● **Required task**
The records below need retyping in full; give them again exactly.

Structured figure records
________________________________________
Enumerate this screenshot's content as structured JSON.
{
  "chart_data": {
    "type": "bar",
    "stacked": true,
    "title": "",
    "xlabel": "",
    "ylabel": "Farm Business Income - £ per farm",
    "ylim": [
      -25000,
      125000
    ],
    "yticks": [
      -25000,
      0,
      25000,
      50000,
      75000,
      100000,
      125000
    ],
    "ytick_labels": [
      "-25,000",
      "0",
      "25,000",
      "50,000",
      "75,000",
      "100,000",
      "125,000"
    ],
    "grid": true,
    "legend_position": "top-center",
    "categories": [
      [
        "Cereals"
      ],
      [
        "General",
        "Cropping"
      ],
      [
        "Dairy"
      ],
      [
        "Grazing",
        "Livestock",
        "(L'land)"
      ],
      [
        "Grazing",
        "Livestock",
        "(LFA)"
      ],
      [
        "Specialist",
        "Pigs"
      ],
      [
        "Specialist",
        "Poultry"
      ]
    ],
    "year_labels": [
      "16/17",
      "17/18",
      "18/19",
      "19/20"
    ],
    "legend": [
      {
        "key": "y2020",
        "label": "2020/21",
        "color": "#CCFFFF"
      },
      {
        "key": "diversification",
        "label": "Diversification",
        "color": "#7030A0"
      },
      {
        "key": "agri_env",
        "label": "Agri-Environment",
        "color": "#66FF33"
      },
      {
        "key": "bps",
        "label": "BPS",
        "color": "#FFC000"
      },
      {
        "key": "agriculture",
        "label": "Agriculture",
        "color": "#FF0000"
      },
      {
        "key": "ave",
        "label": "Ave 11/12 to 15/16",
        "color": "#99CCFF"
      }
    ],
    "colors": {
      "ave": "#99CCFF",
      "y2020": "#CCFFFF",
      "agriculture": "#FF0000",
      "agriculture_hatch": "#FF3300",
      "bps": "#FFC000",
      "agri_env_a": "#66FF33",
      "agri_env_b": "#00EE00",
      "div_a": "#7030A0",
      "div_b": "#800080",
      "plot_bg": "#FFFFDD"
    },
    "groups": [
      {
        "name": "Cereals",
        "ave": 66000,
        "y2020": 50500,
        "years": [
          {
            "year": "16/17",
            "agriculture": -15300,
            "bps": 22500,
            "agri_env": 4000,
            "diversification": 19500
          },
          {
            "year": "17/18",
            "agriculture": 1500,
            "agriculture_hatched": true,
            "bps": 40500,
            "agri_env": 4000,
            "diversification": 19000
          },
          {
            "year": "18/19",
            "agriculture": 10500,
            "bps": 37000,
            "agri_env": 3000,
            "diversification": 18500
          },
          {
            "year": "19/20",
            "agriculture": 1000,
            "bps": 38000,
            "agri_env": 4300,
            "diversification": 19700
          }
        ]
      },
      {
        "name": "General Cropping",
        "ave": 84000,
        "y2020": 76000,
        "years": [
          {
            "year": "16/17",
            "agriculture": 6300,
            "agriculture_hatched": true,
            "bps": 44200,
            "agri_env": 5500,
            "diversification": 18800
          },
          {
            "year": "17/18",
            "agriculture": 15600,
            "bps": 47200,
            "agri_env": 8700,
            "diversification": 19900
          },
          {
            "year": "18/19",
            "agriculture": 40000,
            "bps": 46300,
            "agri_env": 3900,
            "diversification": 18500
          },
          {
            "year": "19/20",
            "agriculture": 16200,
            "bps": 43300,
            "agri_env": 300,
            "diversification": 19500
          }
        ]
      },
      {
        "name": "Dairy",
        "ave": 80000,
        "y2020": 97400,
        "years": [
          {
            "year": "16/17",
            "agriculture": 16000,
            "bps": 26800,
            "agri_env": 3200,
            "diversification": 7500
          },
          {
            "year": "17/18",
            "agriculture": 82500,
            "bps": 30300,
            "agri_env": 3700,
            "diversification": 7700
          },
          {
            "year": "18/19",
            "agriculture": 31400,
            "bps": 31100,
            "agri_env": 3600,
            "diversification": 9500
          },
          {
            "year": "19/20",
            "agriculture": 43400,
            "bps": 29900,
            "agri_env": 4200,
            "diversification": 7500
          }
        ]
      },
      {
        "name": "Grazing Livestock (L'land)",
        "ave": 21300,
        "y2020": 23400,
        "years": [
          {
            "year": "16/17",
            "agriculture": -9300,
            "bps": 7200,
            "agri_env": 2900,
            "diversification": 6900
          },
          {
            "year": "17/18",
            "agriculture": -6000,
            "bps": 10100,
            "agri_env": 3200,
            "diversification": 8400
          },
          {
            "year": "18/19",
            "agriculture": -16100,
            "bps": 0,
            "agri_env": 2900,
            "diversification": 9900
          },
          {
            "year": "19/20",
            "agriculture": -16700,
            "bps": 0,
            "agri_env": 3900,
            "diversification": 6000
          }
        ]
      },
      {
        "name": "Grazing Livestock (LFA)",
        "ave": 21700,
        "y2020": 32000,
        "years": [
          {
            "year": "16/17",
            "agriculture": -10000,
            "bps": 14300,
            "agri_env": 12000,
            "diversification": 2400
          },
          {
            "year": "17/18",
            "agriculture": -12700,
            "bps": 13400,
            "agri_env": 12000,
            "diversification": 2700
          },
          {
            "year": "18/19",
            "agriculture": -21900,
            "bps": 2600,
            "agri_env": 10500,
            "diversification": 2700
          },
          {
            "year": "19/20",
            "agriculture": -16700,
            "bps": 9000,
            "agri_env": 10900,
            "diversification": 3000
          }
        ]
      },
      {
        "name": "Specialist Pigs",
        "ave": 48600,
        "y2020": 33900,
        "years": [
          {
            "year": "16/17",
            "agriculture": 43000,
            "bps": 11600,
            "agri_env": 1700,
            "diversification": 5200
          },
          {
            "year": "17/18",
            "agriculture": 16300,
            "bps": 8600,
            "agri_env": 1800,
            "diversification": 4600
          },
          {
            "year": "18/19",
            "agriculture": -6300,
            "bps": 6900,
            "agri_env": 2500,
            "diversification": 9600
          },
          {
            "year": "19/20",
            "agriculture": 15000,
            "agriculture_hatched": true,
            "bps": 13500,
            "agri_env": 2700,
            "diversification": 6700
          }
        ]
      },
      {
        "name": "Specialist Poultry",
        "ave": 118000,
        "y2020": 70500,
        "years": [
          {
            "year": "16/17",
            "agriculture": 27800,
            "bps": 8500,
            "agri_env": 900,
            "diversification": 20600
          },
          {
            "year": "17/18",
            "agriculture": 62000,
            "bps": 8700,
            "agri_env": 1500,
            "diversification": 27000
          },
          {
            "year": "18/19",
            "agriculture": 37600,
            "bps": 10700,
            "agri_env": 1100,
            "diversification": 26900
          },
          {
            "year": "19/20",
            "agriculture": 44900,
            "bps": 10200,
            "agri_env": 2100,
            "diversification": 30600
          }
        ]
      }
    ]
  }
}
________________________________________
● **Task solution**
Enumerate this screenshot's content as structured JSON.
{
  "chart_data": {
    "type": "bar",
    "stacked": true,
    "title": "",
    "xlabel": "",
    "ylabel": "Farm Business Income - £ per farm",
    "ylim": [
      -25000,
      125000
    ],
    "yticks": [
      -25000,
      0,
      25000,
      50000,
      75000,
      100000,
      125000
    ],
    "ytick_labels": [
      "-25,000",
      "0",
      "25,000",
      "50,000",
      "75,000",
      "100,000",
      "125,000"
    ],
    "grid": true,
    "legend_position": "top-center",
    "categories": [
      [
        "Cereals"
      ],
      [
        "General",
        "Cropping"
      ],
      [
        "Dairy"
      ],
      [
        "Grazing",
        "Livestock",
        "(L'land)"
      ],
      [
        "Grazing",
        "Livestock",
        "(LFA)"
      ],
      [
        "Specialist",
        "Pigs"
      ],
      [
        "Specialist",
        "Poultry"
      ]
    ],
    "year_labels": [
      "16/17",
      "17/18",
      "18/19",
      "19/20"
    ],
    "legend": [
      {
        "key": "y2020",
        "label": "2020/21",
        "color": "#CCFFFF"
      },
      {
        "key": "diversification",
        "label": "Diversification",
        "color": "#7030A0"
      },
      {
        "key": "agri_env",
        "label": "Agri-Environment",
        "color": "#66FF33"
      },
      {
        "key": "bps",
        "label": "BPS",
        "color": "#FFC000"
      },
      {
        "key": "agriculture",
        "label": "Agriculture",
        "color": "#FF0000"
      },
      {
        "key": "ave",
        "label": "Ave 11/12 to 15/16",
        "color": "#99CCFF"
      }
    ],
    "colors": {
      "ave": "#99CCFF",
      "y2020": "#CCFFFF",
      "agriculture": "#FF0000",
      "agriculture_hatch": "#FF3300",
      "bps": "#FFC000",
      "agri_env_a": "#66FF33",
      "agri_env_b": "#00EE00",
      "div_a": "#7030A0",
      "div_b": "#800080",
      "plot_bg": "#FFFFDD"
    },
    "groups": [
      {
        "name": "Cereals",
        "ave": 66000,
        "y2020": 50500,
        "years": [
          {
            "year": "16/17",
            "agriculture": -15300,
            "bps": 22500,
            "agri_env": 4000,
            "diversification": 19500
          },
          {
            "year": "17/18",
            "agriculture": 1500,
            "agriculture_hatched": true,
            "bps": 40500,
            "agri_env": 4000,
            "diversification": 19000
          },
          {
            "year": "18/19",
            "agriculture": 10500,
            "bps": 37000,
            "agri_env": 3000,
            "diversification": 18500
          },
          {
            "year": "19/20",
            "agriculture": 1000,
            "bps": 38000,
            "agri_env": 4300,
            "diversification": 19700
          }
        ]
      },
      {
        "name": "General Cropping",
        "ave": 84000,
        "y2020": 76000,
        "years": [
          {
            "year": "16/17",
            "agriculture": 6300,
            "agriculture_hatched": true,
            "bps": 44200,
            "agri_env": 5500,
            "diversification": 18800
          },
          {
            "year": "17/18",
            "agriculture": 15600,
            "bps": 47200,
            "agri_env": 8700,
            "diversification": 19900
          },
          {
            "year": "18/19",
            "agriculture": 40000,
            "bps": 46300,
            "agri_env": 3900,
            "diversification": 18500
          },
          {
            "year": "19/20",
            "agriculture": 16200,
            "bps": 43300,
            "agri_env": 300,
            "diversification": 19500
          }
        ]
      },
      {
        "name": "Dairy",
        "ave": 80000,
        "y2020": 97400,
        "years": [
          {
            "year": "16/17",
            "agriculture": 16000,
            "bps": 26800,
            "agri_env": 3200,
            "diversification": 7500
          },
          {
            "year": "17/18",
            "agriculture": 82500,
            "bps": 30300,
            "agri_env": 3700,
            "diversification": 7700
          },
          {
            "year": "18/19",
            "agriculture": 31400,
            "bps": 31100,
            "agri_env": 3600,
            "diversification": 9500
          },
          {
            "year": "19/20",
            "agriculture": 43400,
            "bps": 29900,
            "agri_env": 4200,
            "diversification": 7500
          }
        ]
      },
      {
        "name": "Grazing Livestock (L'land)",
        "ave": 21300,
        "y2020": 23400,
        "years": [
          {
            "year": "16/17",
            "agriculture": -9300,
            "bps": 7200,
            "agri_env": 2900,
            "diversification": 6900
          },
          {
            "year": "17/18",
            "agriculture": -6000,
            "bps": 10100,
            "agri_env": 3200,
            "diversification": 8400
          },
          {
            "year": "18/19",
            "agriculture": -16100,
            "bps": 0,
            "agri_env": 2900,
            "diversification": 9900
          },
          {
            "year": "19/20",
            "agriculture": -16700,
            "bps": 0,
            "agri_env": 3900,
            "diversification": 6000
          }
        ]
      },
      {
        "name": "Grazing Livestock (LFA)",
        "ave": 21700,
        "y2020": 32000,
        "years": [
          {
            "year": "16/17",
            "agriculture": -10000,
            "bps": 14300,
            "agri_env": 12000,
            "diversification": 2400
          },
          {
            "year": "17/18",
            "agriculture": -12700,
            "bps": 13400,
            "agri_env": 12000,
            "diversification": 2700
          },
          {
            "year": "18/19",
            "agriculture": -21900,
            "bps": 2600,
            "agri_env": 10500,
            "diversification": 2700
          },
          {
            "year": "19/20",
            "agriculture": -16700,
            "bps": 9000,
            "agri_env": 10900,
            "diversification": 3000
          }
        ]
      },
      {
        "name": "Specialist Pigs",
        "ave": 48600,
        "y2020": 33900,
        "years": [
          {
            "year": "16/17",
            "agriculture": 43000,
            "bps": 11600,
            "agri_env": 1700,
            "diversification": 5200
          },
          {
            "year": "17/18",
            "agriculture": 16300,
            "bps": 8600,
            "agri_env": 1800,
            "diversification": 4600
          },
          {
            "year": "18/19",
            "agriculture": -6300,
            "bps": 6900,
            "agri_env": 2500,
            "diversification": 9600
          },
          {
            "year": "19/20",
            "agriculture": 15000,
            "agriculture_hatched": true,
            "bps": 13500,
            "agri_env": 2700,
            "diversification": 6700
          }
        ]
      },
      {
        "name": "Specialist Poultry",
        "ave": 118000,
        "y2020": 70500,
        "years": [
          {
            "year": "16/17",
            "agriculture": 27800,
            "bps": 8500,
            "agri_env": 900,
            "diversification": 20600
          },
          {
            "year": "17/18",
            "agriculture": 62000,
            "bps": 8700,
            "agri_env": 1500,
            "diversification": 27000
          },
          {
            "year": "18/19",
            "agriculture": 37600,
            "bps": 10700,
            "agri_env": 1100,
            "diversification": 26900
          },
          {
            "year": "19/20",
            "agriculture": 44900,
            "bps": 10200,
            "agri_env": 2100,
            "diversification": 30600
          }
        ]
      }
    ]
  }
}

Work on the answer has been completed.